- SET EXERCISE:
Search the material below for the string "regulations" and list each line that holds it.

- - -

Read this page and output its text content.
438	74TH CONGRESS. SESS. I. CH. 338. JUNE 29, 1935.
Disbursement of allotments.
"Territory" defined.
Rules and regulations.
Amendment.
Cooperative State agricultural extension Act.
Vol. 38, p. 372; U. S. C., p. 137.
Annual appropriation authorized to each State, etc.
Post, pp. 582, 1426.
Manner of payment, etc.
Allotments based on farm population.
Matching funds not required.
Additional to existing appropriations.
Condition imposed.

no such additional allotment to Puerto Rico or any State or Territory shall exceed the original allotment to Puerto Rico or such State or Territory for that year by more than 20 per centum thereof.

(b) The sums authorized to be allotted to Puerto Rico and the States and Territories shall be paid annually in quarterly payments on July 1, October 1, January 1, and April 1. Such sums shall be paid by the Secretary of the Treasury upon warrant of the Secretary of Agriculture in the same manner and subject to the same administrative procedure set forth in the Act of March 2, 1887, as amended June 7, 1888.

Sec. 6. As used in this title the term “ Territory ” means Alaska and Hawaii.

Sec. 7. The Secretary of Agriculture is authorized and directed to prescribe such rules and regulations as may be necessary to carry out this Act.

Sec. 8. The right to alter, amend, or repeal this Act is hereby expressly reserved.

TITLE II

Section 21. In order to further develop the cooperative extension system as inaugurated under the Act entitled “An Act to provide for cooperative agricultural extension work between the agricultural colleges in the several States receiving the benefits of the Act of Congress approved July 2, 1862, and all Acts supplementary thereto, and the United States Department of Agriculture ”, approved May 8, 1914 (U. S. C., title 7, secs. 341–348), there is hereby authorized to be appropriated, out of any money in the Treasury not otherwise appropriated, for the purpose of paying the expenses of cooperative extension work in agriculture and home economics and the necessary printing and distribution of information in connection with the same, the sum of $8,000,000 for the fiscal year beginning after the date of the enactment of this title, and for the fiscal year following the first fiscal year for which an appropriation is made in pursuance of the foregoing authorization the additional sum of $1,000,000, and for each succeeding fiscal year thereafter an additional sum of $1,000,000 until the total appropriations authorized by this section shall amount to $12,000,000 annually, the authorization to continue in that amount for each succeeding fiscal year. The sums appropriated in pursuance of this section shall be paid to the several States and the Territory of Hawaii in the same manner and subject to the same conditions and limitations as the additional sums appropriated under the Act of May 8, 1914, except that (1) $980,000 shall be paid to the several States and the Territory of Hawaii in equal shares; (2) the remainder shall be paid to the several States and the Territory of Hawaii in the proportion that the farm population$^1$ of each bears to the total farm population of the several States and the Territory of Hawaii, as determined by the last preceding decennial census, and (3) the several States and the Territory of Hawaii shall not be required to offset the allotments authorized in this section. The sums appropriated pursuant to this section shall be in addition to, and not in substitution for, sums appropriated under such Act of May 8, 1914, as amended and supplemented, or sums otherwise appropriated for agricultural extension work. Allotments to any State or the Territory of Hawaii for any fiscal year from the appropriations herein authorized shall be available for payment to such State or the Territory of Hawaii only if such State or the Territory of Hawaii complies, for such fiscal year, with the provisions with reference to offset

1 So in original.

- - -

- ANSWER TO THIS TASK:
Rules and regulations.
Sec. 7. The Secretary of Agriculture is authorized and directed to prescribe such rules and regulations as may be necessary to carry out this Act.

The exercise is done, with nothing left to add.